What is needed: Pull out every line from the listing that has the word "Oath".

Records provided:
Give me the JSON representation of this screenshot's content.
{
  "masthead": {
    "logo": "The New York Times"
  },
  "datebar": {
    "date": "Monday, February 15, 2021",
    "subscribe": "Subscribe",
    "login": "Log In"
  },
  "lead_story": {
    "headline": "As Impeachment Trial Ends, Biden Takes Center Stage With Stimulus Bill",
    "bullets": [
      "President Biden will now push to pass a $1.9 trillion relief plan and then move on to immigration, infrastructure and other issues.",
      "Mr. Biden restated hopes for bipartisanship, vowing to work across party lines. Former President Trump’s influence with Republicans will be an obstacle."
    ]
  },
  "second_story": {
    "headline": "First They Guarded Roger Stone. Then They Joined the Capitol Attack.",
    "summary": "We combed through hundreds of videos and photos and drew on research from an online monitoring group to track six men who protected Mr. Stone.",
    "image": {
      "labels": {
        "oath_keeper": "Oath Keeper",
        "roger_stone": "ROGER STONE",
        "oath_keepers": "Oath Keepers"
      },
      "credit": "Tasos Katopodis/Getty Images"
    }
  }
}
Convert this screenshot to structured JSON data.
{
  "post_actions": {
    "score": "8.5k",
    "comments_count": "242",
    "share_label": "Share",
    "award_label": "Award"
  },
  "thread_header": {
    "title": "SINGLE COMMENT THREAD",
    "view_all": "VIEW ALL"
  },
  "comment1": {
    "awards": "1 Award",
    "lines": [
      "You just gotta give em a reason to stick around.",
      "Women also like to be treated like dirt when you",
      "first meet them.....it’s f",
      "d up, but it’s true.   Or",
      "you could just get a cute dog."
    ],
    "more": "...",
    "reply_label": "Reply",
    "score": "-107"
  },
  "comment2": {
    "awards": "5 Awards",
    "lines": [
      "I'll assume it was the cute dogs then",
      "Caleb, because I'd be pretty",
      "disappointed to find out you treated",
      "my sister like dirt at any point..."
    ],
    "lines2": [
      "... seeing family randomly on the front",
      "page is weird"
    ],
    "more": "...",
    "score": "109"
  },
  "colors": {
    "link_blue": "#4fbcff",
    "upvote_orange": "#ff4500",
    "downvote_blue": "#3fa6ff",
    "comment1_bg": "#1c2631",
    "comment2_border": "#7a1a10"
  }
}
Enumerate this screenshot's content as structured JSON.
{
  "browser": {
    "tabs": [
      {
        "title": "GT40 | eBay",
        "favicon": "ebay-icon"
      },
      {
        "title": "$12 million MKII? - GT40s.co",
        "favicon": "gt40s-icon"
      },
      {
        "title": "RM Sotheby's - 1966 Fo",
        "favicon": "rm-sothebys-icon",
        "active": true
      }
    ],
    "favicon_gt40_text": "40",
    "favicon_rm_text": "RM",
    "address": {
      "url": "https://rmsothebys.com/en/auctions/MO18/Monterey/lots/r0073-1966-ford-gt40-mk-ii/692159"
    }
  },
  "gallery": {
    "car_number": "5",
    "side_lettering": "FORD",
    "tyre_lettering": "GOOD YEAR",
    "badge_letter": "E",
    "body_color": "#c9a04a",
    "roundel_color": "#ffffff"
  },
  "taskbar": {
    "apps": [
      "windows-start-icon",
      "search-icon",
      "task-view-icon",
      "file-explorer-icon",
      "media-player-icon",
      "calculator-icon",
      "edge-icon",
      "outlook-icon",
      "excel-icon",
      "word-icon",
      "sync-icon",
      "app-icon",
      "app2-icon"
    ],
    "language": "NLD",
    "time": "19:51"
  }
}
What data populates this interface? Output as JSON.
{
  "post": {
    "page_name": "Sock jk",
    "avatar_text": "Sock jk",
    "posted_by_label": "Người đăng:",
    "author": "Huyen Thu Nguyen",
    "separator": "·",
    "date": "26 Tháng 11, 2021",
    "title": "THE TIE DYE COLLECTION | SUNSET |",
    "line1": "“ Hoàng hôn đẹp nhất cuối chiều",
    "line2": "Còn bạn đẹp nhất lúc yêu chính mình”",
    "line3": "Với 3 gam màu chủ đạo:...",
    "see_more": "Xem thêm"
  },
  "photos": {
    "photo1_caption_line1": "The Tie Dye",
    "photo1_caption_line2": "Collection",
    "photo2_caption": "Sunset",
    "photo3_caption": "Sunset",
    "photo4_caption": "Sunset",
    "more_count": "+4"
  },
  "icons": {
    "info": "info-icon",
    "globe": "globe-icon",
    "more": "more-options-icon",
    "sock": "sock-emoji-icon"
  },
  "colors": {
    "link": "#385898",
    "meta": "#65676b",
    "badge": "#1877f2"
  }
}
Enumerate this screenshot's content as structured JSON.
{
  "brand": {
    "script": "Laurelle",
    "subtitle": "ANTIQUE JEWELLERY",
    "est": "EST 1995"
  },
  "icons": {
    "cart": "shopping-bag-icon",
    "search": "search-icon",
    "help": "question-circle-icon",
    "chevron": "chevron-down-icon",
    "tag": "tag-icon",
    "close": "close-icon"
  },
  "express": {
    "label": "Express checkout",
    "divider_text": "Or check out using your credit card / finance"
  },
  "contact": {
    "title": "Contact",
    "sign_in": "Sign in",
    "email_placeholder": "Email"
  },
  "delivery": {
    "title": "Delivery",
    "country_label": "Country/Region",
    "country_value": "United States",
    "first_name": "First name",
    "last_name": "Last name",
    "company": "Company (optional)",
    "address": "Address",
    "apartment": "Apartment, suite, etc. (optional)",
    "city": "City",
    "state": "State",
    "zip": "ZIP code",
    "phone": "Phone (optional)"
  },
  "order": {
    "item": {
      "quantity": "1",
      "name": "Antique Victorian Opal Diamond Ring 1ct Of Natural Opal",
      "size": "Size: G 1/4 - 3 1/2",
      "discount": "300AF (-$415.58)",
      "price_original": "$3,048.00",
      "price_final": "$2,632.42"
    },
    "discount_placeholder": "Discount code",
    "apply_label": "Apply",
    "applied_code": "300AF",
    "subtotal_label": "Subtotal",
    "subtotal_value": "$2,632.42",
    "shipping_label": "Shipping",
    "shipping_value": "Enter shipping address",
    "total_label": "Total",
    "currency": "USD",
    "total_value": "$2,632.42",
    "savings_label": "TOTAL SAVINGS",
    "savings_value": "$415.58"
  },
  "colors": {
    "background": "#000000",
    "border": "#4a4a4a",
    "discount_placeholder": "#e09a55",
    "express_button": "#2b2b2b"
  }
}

Completed exercise:
        "oath_keeper": "Oath Keeper",
        "oath_keepers": "Oath Keepers"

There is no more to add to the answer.